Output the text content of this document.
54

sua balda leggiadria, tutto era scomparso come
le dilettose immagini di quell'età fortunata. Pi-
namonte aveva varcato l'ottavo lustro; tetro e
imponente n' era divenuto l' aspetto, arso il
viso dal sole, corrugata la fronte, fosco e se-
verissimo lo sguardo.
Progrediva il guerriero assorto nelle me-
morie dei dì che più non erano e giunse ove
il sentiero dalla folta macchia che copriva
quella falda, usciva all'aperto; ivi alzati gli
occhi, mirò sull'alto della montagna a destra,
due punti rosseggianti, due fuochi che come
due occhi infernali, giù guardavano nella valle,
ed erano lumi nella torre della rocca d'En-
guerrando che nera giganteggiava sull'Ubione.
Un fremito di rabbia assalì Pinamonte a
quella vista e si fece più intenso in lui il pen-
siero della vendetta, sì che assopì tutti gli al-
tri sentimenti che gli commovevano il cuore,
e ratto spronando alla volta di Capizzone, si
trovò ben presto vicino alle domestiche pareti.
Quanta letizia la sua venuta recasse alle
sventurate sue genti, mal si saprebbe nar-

What you are asked to do.
Faithfully transcribe the whole of the data.

Task response.
Output the text content of this document.
54

sua balda leggiadria, tutto era scomparso come
le dilettose immagini di quell'età fortunata. Pi-
namonte aveva varcato l'ottavo lustro; tetro e
imponente n' era divenuto l' aspetto, arso il
viso dal sole, corrugata la fronte, fosco e se-
verissimo lo sguardo.
Progrediva il guerriero assorto nelle me-
morie dei dì che più non erano e giunse ove
il sentiero dalla folta macchia che copriva
quella falda, usciva all'aperto; ivi alzati gli
occhi, mirò sull'alto della montagna a destra,
due punti rosseggianti, due fuochi che come
due occhi infernali, giù guardavano nella valle,
ed erano lumi nella torre della rocca d'En-
guerrando che nera giganteggiava sull'Ubione.
Un fremito di rabbia assalì Pinamonte a
quella vista e si fece più intenso in lui il pen-
siero della vendetta, sì che assopì tutti gli al-
tri sentimenti che gli commovevano il cuore,
e ratto spronando alla volta di Capizzone, si
trovò ben presto vicino alle domestiche pareti.
Quanta letizia la sua venuta recasse alle
sventurate sue genti, mal si saprebbe nar-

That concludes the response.